● **EXERCISE GOAL**
Scan the data below for the string "Layout". Copy every line where it appears.

● **DATA SUPPLIED**

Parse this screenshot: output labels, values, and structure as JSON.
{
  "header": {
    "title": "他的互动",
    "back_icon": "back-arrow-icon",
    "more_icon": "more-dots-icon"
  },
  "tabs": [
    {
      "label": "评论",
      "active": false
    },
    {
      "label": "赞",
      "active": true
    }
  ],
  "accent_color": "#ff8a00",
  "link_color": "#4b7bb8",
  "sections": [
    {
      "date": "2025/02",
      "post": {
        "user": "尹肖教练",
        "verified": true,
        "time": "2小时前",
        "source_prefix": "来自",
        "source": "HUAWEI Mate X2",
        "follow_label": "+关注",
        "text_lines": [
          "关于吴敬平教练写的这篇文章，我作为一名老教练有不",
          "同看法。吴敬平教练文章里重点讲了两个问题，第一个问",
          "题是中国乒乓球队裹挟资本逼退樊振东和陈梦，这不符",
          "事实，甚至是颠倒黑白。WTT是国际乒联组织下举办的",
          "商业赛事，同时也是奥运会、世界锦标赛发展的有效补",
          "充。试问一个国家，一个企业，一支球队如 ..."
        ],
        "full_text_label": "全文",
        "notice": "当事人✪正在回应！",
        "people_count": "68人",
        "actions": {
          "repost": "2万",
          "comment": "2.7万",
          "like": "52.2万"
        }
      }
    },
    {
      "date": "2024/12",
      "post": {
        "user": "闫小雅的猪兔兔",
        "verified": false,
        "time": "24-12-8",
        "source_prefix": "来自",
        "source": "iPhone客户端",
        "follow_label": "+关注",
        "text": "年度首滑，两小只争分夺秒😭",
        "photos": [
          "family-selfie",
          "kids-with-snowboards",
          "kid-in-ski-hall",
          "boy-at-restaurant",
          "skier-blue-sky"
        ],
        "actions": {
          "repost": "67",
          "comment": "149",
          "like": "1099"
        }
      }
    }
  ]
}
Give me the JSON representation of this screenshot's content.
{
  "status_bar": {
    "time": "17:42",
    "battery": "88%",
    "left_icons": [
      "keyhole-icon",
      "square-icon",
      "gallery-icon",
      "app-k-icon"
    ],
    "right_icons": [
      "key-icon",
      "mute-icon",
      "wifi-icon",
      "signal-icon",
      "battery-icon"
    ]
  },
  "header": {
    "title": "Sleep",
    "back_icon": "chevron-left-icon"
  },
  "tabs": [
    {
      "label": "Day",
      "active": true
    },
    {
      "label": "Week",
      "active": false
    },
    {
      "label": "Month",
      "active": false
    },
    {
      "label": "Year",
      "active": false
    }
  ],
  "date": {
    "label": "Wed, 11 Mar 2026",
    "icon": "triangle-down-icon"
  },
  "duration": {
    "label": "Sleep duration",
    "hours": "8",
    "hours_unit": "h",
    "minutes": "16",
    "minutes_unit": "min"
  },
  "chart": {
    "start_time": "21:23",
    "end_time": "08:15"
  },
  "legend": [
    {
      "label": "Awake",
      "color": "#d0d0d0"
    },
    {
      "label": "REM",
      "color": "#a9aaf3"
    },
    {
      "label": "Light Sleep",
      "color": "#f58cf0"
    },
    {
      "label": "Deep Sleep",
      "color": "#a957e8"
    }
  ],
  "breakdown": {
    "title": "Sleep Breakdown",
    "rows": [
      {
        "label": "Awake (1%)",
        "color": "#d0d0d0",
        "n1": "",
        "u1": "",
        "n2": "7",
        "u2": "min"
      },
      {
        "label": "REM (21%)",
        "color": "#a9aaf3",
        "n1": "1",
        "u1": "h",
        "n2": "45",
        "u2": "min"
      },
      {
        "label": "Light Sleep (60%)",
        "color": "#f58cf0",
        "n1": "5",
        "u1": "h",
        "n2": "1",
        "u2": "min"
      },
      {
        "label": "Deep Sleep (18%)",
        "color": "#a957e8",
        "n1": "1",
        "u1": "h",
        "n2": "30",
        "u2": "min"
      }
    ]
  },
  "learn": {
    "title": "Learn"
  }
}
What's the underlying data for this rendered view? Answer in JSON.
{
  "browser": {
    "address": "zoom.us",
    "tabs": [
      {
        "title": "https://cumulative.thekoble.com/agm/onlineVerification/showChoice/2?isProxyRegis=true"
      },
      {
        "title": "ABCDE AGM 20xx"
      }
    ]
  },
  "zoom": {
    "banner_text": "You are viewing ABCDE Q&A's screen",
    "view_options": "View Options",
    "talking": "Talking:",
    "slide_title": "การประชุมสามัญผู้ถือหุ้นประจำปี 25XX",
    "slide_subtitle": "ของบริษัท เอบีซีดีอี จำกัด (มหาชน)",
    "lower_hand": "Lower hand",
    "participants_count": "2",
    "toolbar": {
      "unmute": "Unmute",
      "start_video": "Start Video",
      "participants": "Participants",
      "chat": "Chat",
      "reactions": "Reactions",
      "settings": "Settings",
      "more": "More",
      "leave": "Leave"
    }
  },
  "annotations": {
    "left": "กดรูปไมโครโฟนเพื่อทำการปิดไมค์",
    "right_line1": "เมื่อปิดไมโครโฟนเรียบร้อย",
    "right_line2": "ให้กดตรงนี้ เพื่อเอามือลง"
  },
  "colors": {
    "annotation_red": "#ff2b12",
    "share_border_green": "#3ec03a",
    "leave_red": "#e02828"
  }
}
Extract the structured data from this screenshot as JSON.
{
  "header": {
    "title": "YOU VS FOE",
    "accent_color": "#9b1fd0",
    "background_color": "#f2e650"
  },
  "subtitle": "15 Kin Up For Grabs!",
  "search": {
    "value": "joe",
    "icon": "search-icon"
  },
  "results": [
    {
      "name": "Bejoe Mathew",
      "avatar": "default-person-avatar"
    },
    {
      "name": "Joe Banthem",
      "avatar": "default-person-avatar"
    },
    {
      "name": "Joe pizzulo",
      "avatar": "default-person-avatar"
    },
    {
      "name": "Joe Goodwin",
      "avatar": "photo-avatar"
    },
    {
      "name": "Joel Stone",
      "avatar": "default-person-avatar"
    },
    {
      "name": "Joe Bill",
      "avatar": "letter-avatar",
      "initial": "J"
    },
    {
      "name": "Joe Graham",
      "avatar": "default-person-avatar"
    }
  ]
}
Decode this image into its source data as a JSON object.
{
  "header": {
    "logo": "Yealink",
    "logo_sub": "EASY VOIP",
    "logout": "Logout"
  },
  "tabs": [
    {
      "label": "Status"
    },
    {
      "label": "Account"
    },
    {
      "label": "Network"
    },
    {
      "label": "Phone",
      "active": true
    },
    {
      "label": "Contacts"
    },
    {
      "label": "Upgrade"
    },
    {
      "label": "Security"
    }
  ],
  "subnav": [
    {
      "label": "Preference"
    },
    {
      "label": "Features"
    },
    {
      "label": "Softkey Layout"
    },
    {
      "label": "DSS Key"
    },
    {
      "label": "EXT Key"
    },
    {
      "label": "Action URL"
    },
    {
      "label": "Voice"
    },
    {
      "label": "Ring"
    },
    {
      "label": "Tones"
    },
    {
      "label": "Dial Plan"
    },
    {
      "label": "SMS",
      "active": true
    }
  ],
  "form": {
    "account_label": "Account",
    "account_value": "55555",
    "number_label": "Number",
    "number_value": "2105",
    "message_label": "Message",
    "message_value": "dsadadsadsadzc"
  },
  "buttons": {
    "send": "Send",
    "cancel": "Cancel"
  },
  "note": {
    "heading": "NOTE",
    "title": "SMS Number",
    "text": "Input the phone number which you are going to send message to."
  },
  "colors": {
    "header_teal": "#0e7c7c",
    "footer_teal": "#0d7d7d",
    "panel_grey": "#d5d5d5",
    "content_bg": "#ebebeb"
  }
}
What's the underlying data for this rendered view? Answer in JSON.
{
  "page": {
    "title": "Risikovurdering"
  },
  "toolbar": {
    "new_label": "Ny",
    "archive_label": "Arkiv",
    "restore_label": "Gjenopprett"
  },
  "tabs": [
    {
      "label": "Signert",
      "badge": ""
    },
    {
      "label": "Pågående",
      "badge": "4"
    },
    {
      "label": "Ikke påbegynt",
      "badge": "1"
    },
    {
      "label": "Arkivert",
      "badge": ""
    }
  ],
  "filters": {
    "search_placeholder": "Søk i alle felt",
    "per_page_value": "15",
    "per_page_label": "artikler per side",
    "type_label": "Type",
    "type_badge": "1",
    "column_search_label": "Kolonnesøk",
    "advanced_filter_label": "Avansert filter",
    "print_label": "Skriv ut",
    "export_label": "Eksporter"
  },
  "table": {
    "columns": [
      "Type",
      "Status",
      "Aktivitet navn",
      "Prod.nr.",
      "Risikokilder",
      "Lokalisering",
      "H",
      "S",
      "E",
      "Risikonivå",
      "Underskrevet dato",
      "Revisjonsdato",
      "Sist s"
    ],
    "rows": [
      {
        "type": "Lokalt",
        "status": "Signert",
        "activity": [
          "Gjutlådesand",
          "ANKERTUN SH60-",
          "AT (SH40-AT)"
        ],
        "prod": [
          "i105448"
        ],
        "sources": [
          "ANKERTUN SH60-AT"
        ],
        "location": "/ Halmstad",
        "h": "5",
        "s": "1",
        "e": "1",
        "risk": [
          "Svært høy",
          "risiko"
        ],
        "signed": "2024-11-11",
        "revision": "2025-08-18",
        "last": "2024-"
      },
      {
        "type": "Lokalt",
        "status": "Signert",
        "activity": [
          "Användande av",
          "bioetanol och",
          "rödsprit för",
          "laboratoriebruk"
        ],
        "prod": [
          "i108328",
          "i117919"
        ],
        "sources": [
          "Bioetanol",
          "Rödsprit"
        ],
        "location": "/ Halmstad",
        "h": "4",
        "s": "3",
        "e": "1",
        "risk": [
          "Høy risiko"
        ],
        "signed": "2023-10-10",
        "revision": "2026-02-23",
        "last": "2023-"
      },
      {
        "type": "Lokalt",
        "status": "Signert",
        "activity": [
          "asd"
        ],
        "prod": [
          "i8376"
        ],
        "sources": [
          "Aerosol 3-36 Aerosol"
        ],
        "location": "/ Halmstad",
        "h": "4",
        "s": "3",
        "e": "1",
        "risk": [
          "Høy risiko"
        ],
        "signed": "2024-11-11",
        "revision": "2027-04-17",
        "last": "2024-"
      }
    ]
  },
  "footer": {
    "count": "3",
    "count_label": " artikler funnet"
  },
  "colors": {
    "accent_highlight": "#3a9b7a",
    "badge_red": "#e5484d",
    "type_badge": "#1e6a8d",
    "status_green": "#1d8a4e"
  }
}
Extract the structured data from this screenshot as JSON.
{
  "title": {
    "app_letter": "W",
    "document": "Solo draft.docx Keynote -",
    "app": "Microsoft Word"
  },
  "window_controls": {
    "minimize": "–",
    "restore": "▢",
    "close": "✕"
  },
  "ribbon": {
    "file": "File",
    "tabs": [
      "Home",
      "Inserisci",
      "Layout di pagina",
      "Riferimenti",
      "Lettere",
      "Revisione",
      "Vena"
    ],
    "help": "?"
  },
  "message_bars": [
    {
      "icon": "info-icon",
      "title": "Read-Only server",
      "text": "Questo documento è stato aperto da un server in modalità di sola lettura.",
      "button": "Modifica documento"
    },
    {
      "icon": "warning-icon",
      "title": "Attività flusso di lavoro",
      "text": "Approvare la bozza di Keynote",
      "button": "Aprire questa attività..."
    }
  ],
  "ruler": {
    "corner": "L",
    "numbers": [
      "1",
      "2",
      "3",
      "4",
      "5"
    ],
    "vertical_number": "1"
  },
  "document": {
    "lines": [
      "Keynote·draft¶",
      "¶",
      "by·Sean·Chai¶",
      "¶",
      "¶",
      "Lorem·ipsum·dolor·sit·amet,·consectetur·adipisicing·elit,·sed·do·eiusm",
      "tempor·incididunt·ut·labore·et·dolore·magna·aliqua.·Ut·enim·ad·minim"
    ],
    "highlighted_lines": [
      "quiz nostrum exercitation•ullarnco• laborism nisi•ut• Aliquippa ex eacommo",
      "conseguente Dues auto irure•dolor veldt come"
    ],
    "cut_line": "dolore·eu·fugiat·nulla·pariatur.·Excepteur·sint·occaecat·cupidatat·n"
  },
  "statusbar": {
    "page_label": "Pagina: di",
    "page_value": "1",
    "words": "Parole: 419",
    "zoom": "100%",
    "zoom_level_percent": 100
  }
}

● **WRITTEN ANSWER**
      "label": "Softkey Layout"
      "Layout di pagina",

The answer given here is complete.